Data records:
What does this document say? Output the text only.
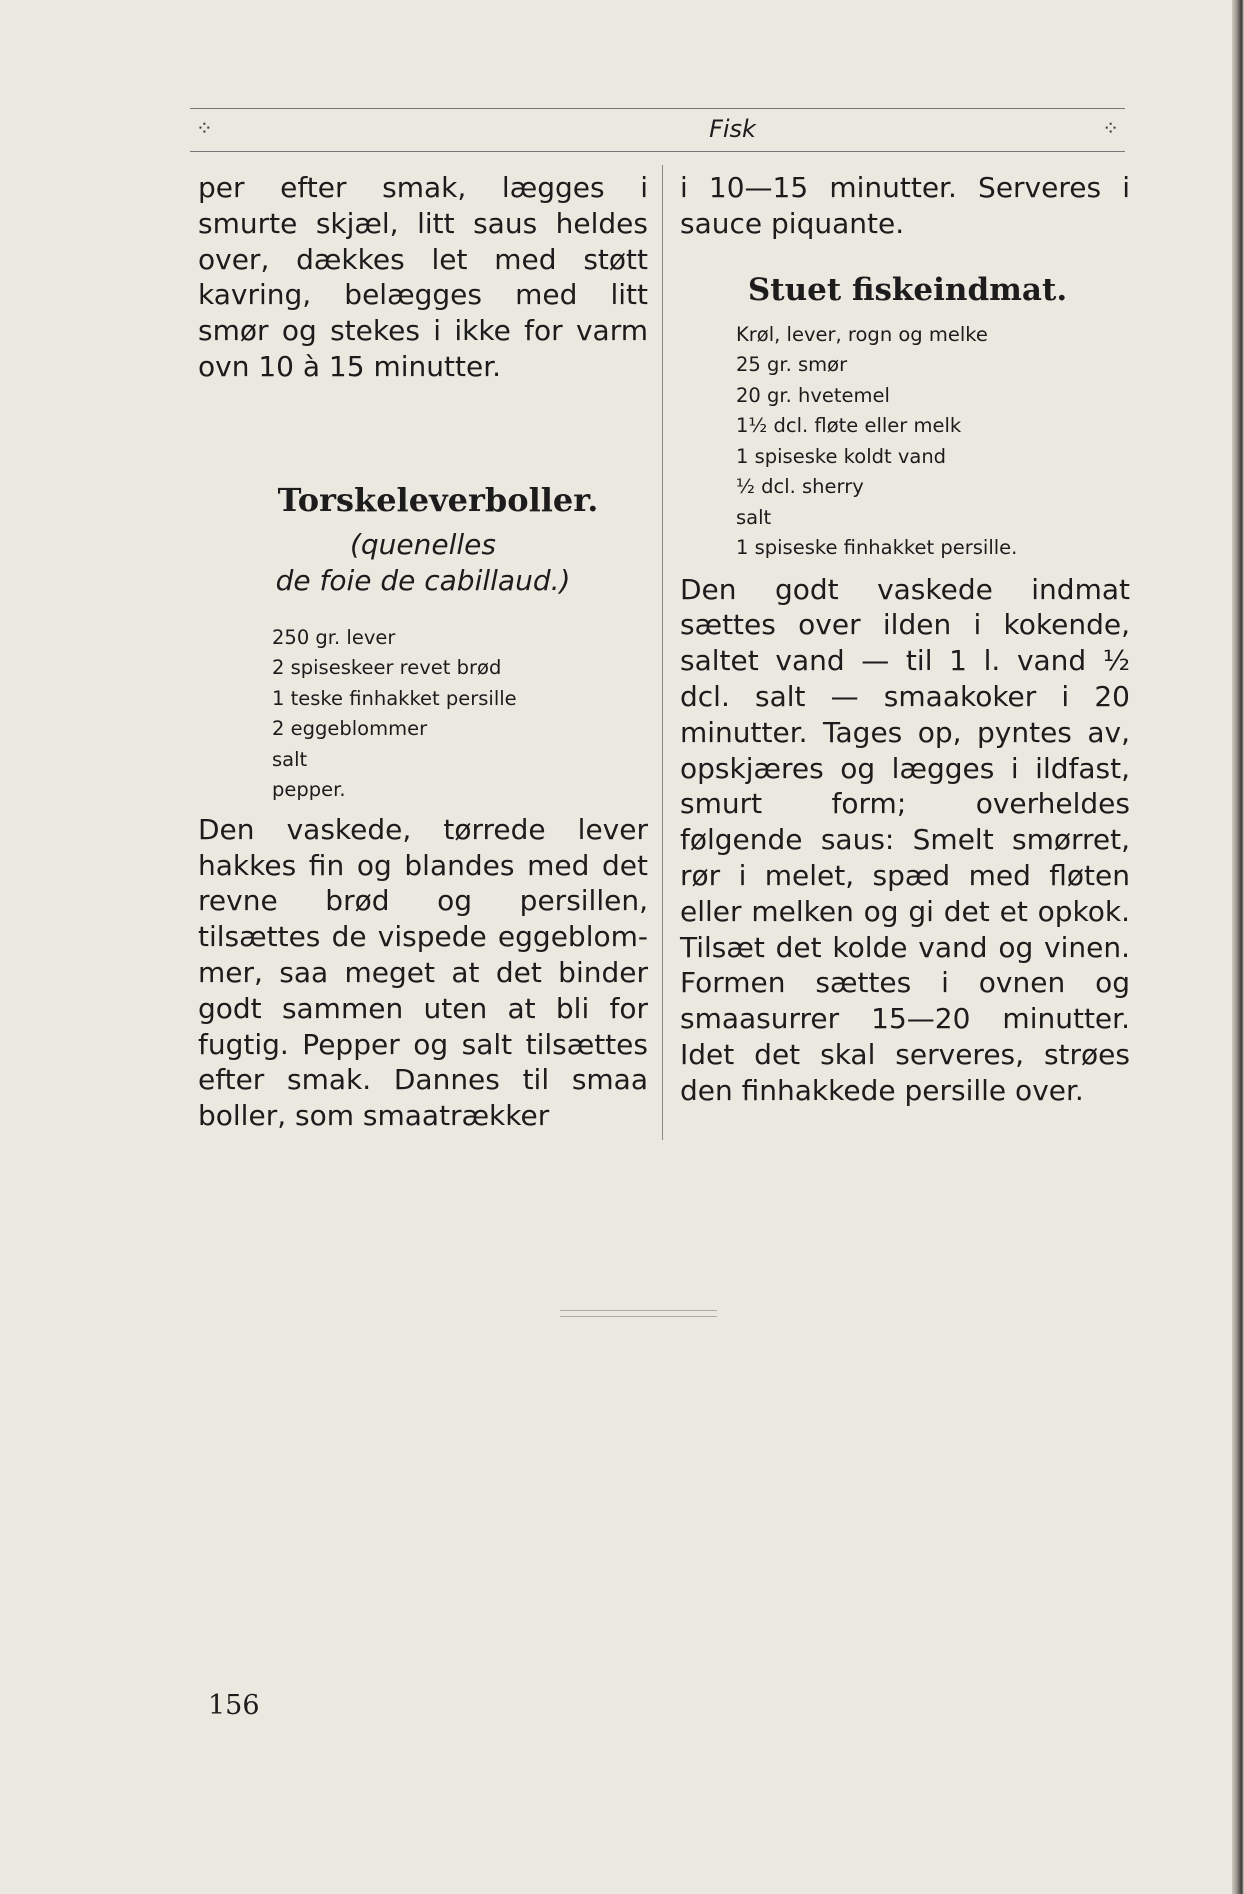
⁘	Fisk	⁘

per efter smak, lægges i smurte skjæl, litt saus heldes over, dækkes let med støtt kavring, belægges med litt smør og stekes i ikke for varm ovn 10 à 15 minutter.

Torskeleverboller.

(quenelles
de foie de cabillaud.)

250 gr. lever
2 spiseskeer revet brød
1 teske finhakket persille
2 eggeblommer
salt
pepper.

Den vaskede, tørrede lever hakkes fin og blandes med det revne brød og persillen, tilsættes de vispede eggeblommer, saa meget at det binder godt sammen uten at bli for fugtig. Pepper og salt tilsættes efter smak. Dannes til smaa boller, som smaatrækker

i 10—15 minutter. Serveres i sauce piquante.

Stuet fiskeindmat.
Krøl, lever, rogn og melke
25 gr. smør
20 gr. hvetemel
1½ dcl. fløte eller melk
1 spiseske koldt vand
½ dcl. sherry
salt
1 spiseske finhakket persille.

Den godt vaskede indmat sættes over ilden i kokende, saltet vand — til 1 l. vand ½ dcl. salt — smaakoker i 20 minutter. Tages op, pyntes av, opskjæres og lægges i ildfast, smurt form; overheldes følgende saus: Smelt smørret, rør i melet, spæd med fløten eller melken og gi det et opkok. Tilsæt det kolde vand og vinen. Formen sættes i ovnen og smaasurrer 15—20 minutter. Idet det skal serveres, strøes den finhakkede persille over.

156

Aim
Which lines of the data include "smak"? Copy each of them.

Response
per efter smak, lægges i smurte skjæl, litt saus heldes over, dækkes let med støtt kavring, belægges med litt smør og stekes i ikke for varm ovn 10 à 15 minutter.
Den vaskede, tørrede lever hakkes fin og blandes med det revne brød og persillen, tilsættes de vispede eggeblommer, saa meget at det binder godt sammen uten at bli for fugtig. Pepper og salt tilsættes efter smak. Dannes til smaa boller, som smaatrækker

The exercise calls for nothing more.